__Directive__
Find the string "外壳破裂" in the data, then copy every line where it is found.

__Records provided__
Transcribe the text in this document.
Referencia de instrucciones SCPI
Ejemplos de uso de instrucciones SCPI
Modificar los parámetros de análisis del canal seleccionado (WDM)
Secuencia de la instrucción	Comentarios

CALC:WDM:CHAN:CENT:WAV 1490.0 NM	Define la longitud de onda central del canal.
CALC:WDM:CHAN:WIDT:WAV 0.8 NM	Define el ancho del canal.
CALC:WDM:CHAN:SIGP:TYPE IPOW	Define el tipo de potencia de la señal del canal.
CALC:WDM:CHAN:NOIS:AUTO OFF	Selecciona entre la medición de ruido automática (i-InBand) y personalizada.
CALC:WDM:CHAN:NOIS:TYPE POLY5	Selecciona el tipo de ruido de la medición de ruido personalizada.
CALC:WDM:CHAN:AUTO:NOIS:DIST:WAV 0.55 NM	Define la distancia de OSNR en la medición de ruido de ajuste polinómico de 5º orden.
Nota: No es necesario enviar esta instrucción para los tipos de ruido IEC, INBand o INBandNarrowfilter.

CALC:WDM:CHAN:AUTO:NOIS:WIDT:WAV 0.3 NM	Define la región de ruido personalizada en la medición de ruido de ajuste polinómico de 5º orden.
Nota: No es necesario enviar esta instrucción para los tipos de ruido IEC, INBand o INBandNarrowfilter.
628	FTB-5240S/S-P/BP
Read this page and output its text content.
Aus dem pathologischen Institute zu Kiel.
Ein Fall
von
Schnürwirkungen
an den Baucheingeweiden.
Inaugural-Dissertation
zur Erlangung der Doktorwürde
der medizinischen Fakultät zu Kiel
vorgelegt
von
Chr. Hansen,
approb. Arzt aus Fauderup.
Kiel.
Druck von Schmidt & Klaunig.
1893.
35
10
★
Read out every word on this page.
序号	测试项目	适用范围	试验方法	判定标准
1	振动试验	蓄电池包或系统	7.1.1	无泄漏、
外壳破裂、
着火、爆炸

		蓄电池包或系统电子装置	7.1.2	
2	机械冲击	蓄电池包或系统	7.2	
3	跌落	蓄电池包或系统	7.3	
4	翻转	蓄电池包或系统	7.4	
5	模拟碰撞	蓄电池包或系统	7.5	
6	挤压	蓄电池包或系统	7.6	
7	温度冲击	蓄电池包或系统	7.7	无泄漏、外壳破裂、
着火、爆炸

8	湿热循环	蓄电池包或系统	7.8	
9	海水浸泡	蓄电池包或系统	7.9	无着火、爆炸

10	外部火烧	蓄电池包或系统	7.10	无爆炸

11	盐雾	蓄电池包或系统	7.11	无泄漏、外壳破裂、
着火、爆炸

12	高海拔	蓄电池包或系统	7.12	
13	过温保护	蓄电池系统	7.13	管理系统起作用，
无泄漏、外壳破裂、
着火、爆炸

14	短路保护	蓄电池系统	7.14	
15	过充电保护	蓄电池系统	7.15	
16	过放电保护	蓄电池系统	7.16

__Solution for this task__
外壳破裂、
7	温度冲击	蓄电池包或系统	7.7	无泄漏、外壳破裂、
11	盐雾	蓄电池包或系统	7.11	无泄漏、外壳破裂、
无泄漏、外壳破裂、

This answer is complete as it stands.